:: LISTING ::

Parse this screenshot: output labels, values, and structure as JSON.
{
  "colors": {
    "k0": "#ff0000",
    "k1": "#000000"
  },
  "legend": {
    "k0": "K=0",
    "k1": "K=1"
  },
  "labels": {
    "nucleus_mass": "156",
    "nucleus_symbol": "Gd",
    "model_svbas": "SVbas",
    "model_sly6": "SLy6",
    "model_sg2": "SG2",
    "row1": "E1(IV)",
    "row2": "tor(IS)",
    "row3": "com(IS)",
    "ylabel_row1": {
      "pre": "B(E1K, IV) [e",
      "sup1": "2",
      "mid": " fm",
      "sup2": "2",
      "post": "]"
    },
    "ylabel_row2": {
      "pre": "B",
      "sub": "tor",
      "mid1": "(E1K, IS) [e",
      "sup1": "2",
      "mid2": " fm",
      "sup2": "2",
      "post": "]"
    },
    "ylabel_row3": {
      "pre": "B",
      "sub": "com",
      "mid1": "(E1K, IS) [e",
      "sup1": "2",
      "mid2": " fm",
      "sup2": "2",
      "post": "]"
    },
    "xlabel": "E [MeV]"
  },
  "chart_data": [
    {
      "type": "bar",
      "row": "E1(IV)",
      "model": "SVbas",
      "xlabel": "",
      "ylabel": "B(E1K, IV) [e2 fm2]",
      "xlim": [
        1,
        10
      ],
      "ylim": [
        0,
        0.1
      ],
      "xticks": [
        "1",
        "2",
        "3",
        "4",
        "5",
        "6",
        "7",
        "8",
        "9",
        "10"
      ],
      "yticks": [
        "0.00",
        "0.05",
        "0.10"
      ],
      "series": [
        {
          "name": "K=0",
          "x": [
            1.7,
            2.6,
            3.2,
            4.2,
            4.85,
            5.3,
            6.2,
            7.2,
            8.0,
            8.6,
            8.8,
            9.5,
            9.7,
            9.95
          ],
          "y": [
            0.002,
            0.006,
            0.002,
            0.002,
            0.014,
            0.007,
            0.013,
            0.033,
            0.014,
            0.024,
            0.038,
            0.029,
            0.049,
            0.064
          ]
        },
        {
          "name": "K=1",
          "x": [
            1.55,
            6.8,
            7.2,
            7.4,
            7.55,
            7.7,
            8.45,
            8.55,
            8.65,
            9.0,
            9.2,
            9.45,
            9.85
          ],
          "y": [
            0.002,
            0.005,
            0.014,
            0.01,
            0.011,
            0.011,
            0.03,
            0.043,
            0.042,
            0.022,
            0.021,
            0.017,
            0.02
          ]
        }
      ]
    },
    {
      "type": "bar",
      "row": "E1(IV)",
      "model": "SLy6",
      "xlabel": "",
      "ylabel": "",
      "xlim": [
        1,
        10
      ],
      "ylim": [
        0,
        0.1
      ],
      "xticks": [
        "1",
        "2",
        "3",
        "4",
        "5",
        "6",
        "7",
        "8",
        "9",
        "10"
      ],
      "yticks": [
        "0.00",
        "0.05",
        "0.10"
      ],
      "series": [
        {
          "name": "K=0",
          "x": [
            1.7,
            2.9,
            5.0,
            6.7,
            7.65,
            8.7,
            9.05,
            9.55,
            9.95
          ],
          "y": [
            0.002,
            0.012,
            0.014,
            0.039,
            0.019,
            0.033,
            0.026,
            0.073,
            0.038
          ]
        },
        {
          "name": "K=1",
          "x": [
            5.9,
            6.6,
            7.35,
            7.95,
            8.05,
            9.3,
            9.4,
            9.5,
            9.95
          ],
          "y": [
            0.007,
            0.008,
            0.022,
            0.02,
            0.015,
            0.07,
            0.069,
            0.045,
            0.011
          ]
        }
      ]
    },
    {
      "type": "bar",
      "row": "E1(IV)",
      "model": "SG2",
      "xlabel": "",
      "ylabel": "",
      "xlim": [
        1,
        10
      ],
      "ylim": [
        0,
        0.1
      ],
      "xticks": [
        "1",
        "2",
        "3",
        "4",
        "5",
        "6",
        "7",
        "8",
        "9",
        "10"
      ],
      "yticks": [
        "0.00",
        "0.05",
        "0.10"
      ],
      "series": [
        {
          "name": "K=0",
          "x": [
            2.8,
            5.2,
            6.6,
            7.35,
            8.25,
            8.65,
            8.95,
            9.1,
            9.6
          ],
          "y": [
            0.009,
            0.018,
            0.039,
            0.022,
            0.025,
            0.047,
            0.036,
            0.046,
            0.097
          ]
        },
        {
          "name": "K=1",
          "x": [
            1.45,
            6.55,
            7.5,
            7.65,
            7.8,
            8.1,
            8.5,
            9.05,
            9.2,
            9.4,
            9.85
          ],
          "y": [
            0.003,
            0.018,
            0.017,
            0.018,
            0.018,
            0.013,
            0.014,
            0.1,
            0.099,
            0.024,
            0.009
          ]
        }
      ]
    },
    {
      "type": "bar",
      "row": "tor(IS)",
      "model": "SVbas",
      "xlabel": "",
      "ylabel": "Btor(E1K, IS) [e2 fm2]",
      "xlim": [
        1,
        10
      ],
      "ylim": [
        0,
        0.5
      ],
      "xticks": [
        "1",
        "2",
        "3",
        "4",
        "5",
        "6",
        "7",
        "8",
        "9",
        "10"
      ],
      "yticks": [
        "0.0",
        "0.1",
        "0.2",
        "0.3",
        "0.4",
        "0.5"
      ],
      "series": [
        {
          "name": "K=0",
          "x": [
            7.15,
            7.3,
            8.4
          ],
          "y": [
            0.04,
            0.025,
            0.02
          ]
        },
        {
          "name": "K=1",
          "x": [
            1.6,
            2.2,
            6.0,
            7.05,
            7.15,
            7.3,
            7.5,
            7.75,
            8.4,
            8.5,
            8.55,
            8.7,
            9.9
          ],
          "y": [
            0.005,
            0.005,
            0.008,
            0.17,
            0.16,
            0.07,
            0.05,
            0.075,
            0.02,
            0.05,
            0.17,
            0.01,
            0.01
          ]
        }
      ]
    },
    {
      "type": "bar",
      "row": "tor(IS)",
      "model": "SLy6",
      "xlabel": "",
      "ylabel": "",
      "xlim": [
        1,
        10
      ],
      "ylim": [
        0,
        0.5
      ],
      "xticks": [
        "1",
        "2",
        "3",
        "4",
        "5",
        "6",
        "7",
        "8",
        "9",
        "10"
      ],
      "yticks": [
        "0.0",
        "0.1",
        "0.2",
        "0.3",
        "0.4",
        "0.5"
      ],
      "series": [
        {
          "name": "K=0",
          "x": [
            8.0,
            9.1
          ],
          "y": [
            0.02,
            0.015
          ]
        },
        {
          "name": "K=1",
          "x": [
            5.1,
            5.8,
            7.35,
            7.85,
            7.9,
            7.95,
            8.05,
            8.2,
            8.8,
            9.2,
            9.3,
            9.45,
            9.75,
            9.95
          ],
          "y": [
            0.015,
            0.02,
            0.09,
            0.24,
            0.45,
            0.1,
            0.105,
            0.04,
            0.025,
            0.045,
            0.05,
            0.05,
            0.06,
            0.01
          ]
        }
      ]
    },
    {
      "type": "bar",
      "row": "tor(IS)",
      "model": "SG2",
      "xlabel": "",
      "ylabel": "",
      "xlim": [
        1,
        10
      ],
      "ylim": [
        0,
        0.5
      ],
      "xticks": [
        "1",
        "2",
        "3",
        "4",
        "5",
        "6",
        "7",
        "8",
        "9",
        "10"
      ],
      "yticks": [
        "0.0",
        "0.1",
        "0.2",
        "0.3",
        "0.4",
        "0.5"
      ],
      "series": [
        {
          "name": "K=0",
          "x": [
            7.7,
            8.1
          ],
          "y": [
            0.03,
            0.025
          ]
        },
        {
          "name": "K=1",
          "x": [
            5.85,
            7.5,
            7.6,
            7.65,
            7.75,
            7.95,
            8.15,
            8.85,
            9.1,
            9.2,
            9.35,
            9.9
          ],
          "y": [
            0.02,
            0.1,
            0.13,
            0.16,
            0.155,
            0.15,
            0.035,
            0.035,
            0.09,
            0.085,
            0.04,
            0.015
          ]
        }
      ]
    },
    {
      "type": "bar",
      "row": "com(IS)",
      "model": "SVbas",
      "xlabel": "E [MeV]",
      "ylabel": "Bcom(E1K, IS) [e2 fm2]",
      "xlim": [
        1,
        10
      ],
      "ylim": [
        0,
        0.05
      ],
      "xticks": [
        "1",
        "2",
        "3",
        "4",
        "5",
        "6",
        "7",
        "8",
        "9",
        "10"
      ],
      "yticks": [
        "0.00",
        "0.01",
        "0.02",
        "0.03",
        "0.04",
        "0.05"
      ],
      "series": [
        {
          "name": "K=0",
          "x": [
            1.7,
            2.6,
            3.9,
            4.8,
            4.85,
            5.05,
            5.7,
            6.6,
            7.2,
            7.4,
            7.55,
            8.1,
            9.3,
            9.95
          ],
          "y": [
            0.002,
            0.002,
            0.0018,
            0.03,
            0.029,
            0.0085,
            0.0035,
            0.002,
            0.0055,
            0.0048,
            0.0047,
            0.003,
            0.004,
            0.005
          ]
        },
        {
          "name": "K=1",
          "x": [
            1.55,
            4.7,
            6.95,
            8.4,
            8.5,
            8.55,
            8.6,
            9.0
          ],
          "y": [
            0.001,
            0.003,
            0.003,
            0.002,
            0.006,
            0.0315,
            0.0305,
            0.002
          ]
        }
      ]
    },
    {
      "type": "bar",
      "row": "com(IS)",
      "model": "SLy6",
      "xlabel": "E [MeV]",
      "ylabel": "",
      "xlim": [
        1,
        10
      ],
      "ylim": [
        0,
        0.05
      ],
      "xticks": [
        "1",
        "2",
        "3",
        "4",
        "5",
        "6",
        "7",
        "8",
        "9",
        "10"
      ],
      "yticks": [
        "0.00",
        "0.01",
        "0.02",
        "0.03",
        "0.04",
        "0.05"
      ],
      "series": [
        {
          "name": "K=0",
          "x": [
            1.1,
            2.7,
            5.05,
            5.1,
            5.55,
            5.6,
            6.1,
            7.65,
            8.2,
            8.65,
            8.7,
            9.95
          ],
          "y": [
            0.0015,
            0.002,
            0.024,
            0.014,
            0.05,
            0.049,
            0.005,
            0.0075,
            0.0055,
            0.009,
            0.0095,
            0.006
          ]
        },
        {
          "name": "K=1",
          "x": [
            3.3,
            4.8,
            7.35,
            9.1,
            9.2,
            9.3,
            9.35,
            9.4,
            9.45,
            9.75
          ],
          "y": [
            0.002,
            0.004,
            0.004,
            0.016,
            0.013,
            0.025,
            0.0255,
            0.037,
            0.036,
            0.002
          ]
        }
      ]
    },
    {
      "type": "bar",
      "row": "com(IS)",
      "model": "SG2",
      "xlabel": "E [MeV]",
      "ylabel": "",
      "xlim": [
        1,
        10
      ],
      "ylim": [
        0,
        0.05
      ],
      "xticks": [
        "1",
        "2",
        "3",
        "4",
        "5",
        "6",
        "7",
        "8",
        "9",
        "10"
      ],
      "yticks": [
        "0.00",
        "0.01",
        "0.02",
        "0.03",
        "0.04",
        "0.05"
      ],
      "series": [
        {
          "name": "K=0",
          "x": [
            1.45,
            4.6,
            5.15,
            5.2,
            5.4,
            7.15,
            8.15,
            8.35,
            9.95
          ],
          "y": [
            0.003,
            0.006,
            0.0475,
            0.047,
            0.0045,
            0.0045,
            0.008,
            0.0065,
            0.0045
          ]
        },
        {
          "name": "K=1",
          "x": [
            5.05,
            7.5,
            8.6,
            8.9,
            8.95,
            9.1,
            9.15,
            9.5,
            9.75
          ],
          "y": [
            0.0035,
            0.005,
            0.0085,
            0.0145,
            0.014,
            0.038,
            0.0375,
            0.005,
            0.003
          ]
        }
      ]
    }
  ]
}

:::

» **EXERCISE**: Give the number of lines that hold the word "labels" in these records, with nothing added.

» **FINAL ANSWER**: 2